→ **Element and box listings**:
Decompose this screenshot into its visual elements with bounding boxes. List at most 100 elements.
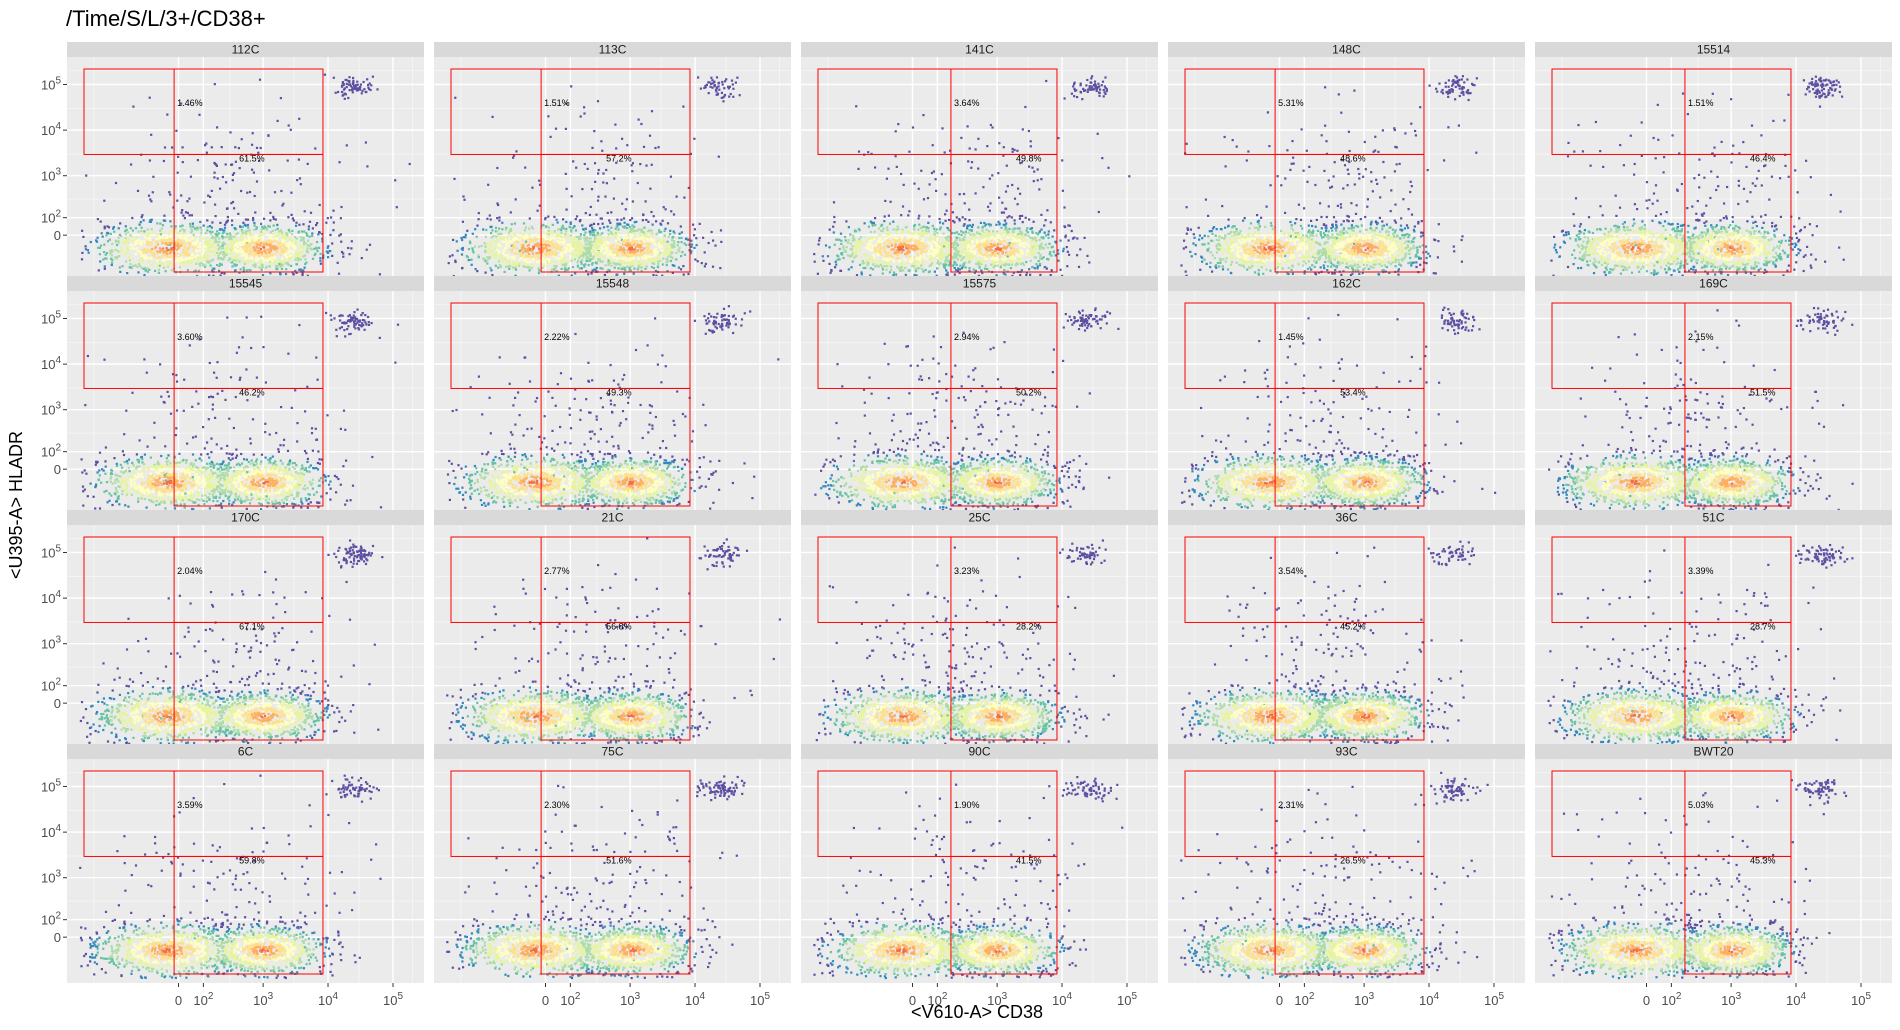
density-bin	[471, 249, 474, 252]
density-bin	[165, 247, 168, 250]
density-bin	[919, 247, 922, 250]
density-bin	[960, 230, 963, 233]
density-bin	[120, 247, 123, 250]
density-bin	[283, 258, 286, 261]
density-bin	[981, 236, 984, 239]
density-bin	[563, 266, 566, 269]
density-bin	[349, 85, 352, 88]
density-bin	[540, 236, 544, 239]
density-bin	[566, 248, 569, 251]
density-bin	[678, 232, 681, 235]
density-bin	[935, 258, 938, 261]
density-bin	[713, 80, 716, 83]
density-bin	[599, 237, 602, 240]
density-bin	[864, 240, 867, 243]
density-bin	[258, 252, 261, 255]
density-bin	[921, 259, 924, 262]
density-bin	[246, 261, 249, 264]
density-bin	[595, 213, 598, 216]
density-bin	[659, 222, 662, 225]
density-bin	[658, 238, 661, 241]
density-bin	[561, 252, 564, 255]
density-bin	[246, 269, 249, 272]
density-bin	[268, 239, 271, 242]
density-bin	[623, 252, 626, 255]
density-bin	[170, 225, 173, 228]
density-bin	[1012, 247, 1016, 250]
density-bin	[874, 217, 877, 220]
density-bin	[981, 225, 984, 229]
density-bin	[146, 270, 149, 273]
density-bin	[169, 193, 172, 196]
density-bin	[246, 232, 249, 235]
density-bin	[255, 235, 258, 238]
density-bin	[499, 238, 502, 241]
density-bin	[970, 225, 974, 228]
density-bin	[248, 237, 251, 240]
density-bin	[150, 133, 153, 136]
density-bin	[304, 258, 307, 261]
density-bin	[294, 258, 297, 261]
density-bin	[483, 242, 486, 245]
density-bin	[838, 238, 841, 241]
density-bin	[636, 268, 639, 271]
density-bin	[243, 241, 246, 244]
density-bin	[276, 237, 279, 240]
density-bin	[645, 164, 648, 167]
density-bin	[647, 235, 650, 238]
density-bin	[1005, 164, 1008, 167]
density-bin	[711, 79, 714, 82]
density-bin	[581, 188, 584, 191]
density-bin	[861, 243, 865, 246]
density-bin	[960, 249, 963, 252]
density-bin	[946, 243, 950, 246]
density-bin	[679, 225, 682, 228]
density-bin	[578, 267, 582, 270]
density-bin	[368, 82, 371, 85]
density-bin	[307, 228, 310, 231]
density-bin	[616, 228, 619, 231]
density-bin	[905, 259, 908, 262]
density-bin	[242, 268, 246, 271]
density-bin	[1046, 246, 1049, 249]
density-bin	[574, 229, 578, 232]
density-bin	[489, 248, 492, 251]
density-bin	[932, 254, 935, 257]
density-bin	[702, 236, 705, 239]
density-bin	[342, 255, 345, 258]
density-bin	[205, 142, 208, 145]
density-bin	[231, 265, 234, 268]
density-bin	[580, 250, 583, 253]
density-bin	[170, 248, 173, 251]
density-bin	[523, 265, 526, 268]
density-bin	[976, 231, 979, 234]
density-bin	[592, 240, 595, 243]
density-bin	[266, 259, 269, 262]
density-bin	[302, 255, 305, 258]
density-bin	[299, 183, 302, 186]
density-bin	[666, 260, 669, 263]
density-bin	[869, 267, 872, 270]
density-bin	[173, 242, 176, 245]
density-bin	[587, 243, 591, 246]
density-bin	[103, 199, 106, 202]
density-bin	[624, 225, 627, 228]
density-bin	[291, 243, 294, 246]
density-bin	[922, 234, 925, 237]
density-bin	[985, 252, 988, 255]
density-bin	[271, 229, 274, 232]
density-bin	[206, 229, 209, 232]
density-bin	[248, 229, 251, 232]
density-bin	[637, 228, 640, 231]
density-bin	[306, 244, 309, 247]
density-bin	[486, 250, 489, 253]
density-bin	[577, 255, 580, 258]
density-bin	[103, 243, 106, 246]
density-bin	[979, 221, 982, 224]
density-bin	[608, 242, 611, 245]
gate-upper-pct: 1.51%	[544, 98, 570, 108]
density-bin	[315, 224, 318, 227]
density-bin	[494, 264, 497, 267]
density-bin	[244, 240, 247, 243]
density-bin	[210, 226, 213, 229]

→ **TASK BRIEF**: Return the lines above word for word, leaving out the pictures.

→ **REPLY TO THE TASK**:
Decompose this screenshot into its visual elements with bounding boxes. List at most 100 elements.
density-bin	[471, 249, 474, 252]
density-bin	[165, 247, 168, 250]
density-bin	[919, 247, 922, 250]
density-bin	[960, 230, 963, 233]
density-bin	[120, 247, 123, 250]
density-bin	[283, 258, 286, 261]
density-bin	[981, 236, 984, 239]
density-bin	[563, 266, 566, 269]
density-bin	[349, 85, 352, 88]
density-bin	[540, 236, 544, 239]
density-bin	[566, 248, 569, 251]
density-bin	[678, 232, 681, 235]
density-bin	[935, 258, 938, 261]
density-bin	[713, 80, 716, 83]
density-bin	[599, 237, 602, 240]
density-bin	[864, 240, 867, 243]
density-bin	[258, 252, 261, 255]
density-bin	[921, 259, 924, 262]
density-bin	[246, 261, 249, 264]
density-bin	[595, 213, 598, 216]
density-bin	[659, 222, 662, 225]
density-bin	[658, 238, 661, 241]
density-bin	[561, 252, 564, 255]
density-bin	[246, 269, 249, 272]
density-bin	[268, 239, 271, 242]
density-bin	[623, 252, 626, 255]
density-bin	[170, 225, 173, 228]
density-bin	[1012, 247, 1016, 250]
density-bin	[874, 217, 877, 220]
density-bin	[981, 225, 984, 229]
density-bin	[146, 270, 149, 273]
density-bin	[169, 193, 172, 196]
density-bin	[246, 232, 249, 235]
density-bin	[255, 235, 258, 238]
density-bin	[499, 238, 502, 241]
density-bin	[970, 225, 974, 228]
density-bin	[248, 237, 251, 240]
density-bin	[150, 133, 153, 136]
density-bin	[304, 258, 307, 261]
density-bin	[294, 258, 297, 261]
density-bin	[483, 242, 486, 245]
density-bin	[838, 238, 841, 241]
density-bin	[636, 268, 639, 271]
density-bin	[243, 241, 246, 244]
density-bin	[276, 237, 279, 240]
density-bin	[645, 164, 648, 167]
density-bin	[647, 235, 650, 238]
density-bin	[1005, 164, 1008, 167]
density-bin	[711, 79, 714, 82]
density-bin	[581, 188, 584, 191]
density-bin	[861, 243, 865, 246]
density-bin	[960, 249, 963, 252]
density-bin	[946, 243, 950, 246]
density-bin	[679, 225, 682, 228]
density-bin	[578, 267, 582, 270]
density-bin	[368, 82, 371, 85]
density-bin	[307, 228, 310, 231]
density-bin	[616, 228, 619, 231]
density-bin	[905, 259, 908, 262]
density-bin	[242, 268, 246, 271]
density-bin	[1046, 246, 1049, 249]
density-bin	[574, 229, 578, 232]
density-bin	[489, 248, 492, 251]
density-bin	[932, 254, 935, 257]
density-bin	[702, 236, 705, 239]
density-bin	[342, 255, 345, 258]
density-bin	[205, 142, 208, 145]
density-bin	[231, 265, 234, 268]
density-bin	[580, 250, 583, 253]
density-bin	[170, 248, 173, 251]
density-bin	[523, 265, 526, 268]
density-bin	[976, 231, 979, 234]
density-bin	[592, 240, 595, 243]
density-bin	[266, 259, 269, 262]
density-bin	[302, 255, 305, 258]
density-bin	[299, 183, 302, 186]
density-bin	[666, 260, 669, 263]
density-bin	[869, 267, 872, 270]
density-bin	[173, 242, 176, 245]
density-bin	[587, 243, 591, 246]
density-bin	[103, 199, 106, 202]
density-bin	[624, 225, 627, 228]
density-bin	[291, 243, 294, 246]
density-bin	[922, 234, 925, 237]
density-bin	[985, 252, 988, 255]
density-bin	[271, 229, 274, 232]
density-bin	[206, 229, 209, 232]
density-bin	[248, 229, 251, 232]
density-bin	[637, 228, 640, 231]
density-bin	[306, 244, 309, 247]
density-bin	[486, 250, 489, 253]
density-bin	[577, 255, 580, 258]
density-bin	[103, 243, 106, 246]
density-bin	[979, 221, 982, 224]
density-bin	[608, 242, 611, 245]
gate-upper-pct: 1.51%	[544, 98, 570, 108]
density-bin	[315, 224, 318, 227]
density-bin	[494, 264, 497, 267]
density-bin	[244, 240, 247, 243]
density-bin	[210, 226, 213, 229]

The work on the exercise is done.